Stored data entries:
* BEGIN *

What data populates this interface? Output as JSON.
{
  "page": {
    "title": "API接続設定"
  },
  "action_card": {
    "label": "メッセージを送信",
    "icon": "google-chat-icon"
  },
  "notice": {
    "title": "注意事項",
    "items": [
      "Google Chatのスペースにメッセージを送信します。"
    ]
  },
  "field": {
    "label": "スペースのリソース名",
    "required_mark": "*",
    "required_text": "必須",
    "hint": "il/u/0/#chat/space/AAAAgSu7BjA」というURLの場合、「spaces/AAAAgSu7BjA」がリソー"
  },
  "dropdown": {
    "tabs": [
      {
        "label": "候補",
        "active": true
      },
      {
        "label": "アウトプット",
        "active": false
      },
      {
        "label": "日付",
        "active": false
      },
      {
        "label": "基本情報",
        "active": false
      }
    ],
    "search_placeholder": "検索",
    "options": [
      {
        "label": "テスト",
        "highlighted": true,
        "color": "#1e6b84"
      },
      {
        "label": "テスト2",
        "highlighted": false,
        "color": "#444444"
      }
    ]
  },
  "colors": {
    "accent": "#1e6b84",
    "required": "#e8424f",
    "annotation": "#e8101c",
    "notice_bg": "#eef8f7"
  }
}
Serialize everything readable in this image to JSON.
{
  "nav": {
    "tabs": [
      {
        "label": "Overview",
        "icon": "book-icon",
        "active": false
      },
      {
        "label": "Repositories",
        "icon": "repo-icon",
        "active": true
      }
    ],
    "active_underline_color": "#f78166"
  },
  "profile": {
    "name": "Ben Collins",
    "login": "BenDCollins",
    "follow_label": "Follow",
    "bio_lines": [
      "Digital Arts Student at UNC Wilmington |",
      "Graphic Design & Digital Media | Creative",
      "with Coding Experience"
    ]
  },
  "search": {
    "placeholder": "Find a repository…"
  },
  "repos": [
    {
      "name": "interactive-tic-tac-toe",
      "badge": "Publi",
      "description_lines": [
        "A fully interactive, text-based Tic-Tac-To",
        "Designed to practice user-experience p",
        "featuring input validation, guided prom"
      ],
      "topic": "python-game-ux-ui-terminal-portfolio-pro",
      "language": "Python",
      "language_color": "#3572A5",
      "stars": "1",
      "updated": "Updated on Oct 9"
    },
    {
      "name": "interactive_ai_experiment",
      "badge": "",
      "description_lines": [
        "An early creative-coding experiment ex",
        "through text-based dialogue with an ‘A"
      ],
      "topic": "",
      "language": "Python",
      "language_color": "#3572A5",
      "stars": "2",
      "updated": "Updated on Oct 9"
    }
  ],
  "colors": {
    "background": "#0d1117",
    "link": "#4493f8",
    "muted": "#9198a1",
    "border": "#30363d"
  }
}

* END *

Output the whole listing above again, word for word.

The solution
What data populates this interface? Output as JSON.
{
  "page": {
    "title": "API接続設定"
  },
  "action_card": {
    "label": "メッセージを送信",
    "icon": "google-chat-icon"
  },
  "notice": {
    "title": "注意事項",
    "items": [
      "Google Chatのスペースにメッセージを送信します。"
    ]
  },
  "field": {
    "label": "スペースのリソース名",
    "required_mark": "*",
    "required_text": "必須",
    "hint": "il/u/0/#chat/space/AAAAgSu7BjA」というURLの場合、「spaces/AAAAgSu7BjA」がリソー"
  },
  "dropdown": {
    "tabs": [
      {
        "label": "候補",
        "active": true
      },
      {
        "label": "アウトプット",
        "active": false
      },
      {
        "label": "日付",
        "active": false
      },
      {
        "label": "基本情報",
        "active": false
      }
    ],
    "search_placeholder": "検索",
    "options": [
      {
        "label": "テスト",
        "highlighted": true,
        "color": "#1e6b84"
      },
      {
        "label": "テスト2",
        "highlighted": false,
        "color": "#444444"
      }
    ]
  },
  "colors": {
    "accent": "#1e6b84",
    "required": "#e8424f",
    "annotation": "#e8101c",
    "notice_bg": "#eef8f7"
  }
}
Serialize everything readable in this image to JSON.
{
  "nav": {
    "tabs": [
      {
        "label": "Overview",
        "icon": "book-icon",
        "active": false
      },
      {
        "label": "Repositories",
        "icon": "repo-icon",
        "active": true
      }
    ],
    "active_underline_color": "#f78166"
  },
  "profile": {
    "name": "Ben Collins",
    "login": "BenDCollins",
    "follow_label": "Follow",
    "bio_lines": [
      "Digital Arts Student at UNC Wilmington |",
      "Graphic Design & Digital Media | Creative",
      "with Coding Experience"
    ]
  },
  "search": {
    "placeholder": "Find a repository…"
  },
  "repos": [
    {
      "name": "interactive-tic-tac-toe",
      "badge": "Publi",
      "description_lines": [
        "A fully interactive, text-based Tic-Tac-To",
        "Designed to practice user-experience p",
        "featuring input validation, guided prom"
      ],
      "topic": "python-game-ux-ui-terminal-portfolio-pro",
      "language": "Python",
      "language_color": "#3572A5",
      "stars": "1",
      "updated": "Updated on Oct 9"
    },
    {
      "name": "interactive_ai_experiment",
      "badge": "",
      "description_lines": [
        "An early creative-coding experiment ex",
        "through text-based dialogue with an ‘A"
      ],
      "topic": "",
      "language": "Python",
      "language_color": "#3572A5",
      "stars": "2",
      "updated": "Updated on Oct 9"
    }
  ],
  "colors": {
    "background": "#0d1117",
    "link": "#4493f8",
    "muted": "#9198a1",
    "border": "#30363d"
  }
}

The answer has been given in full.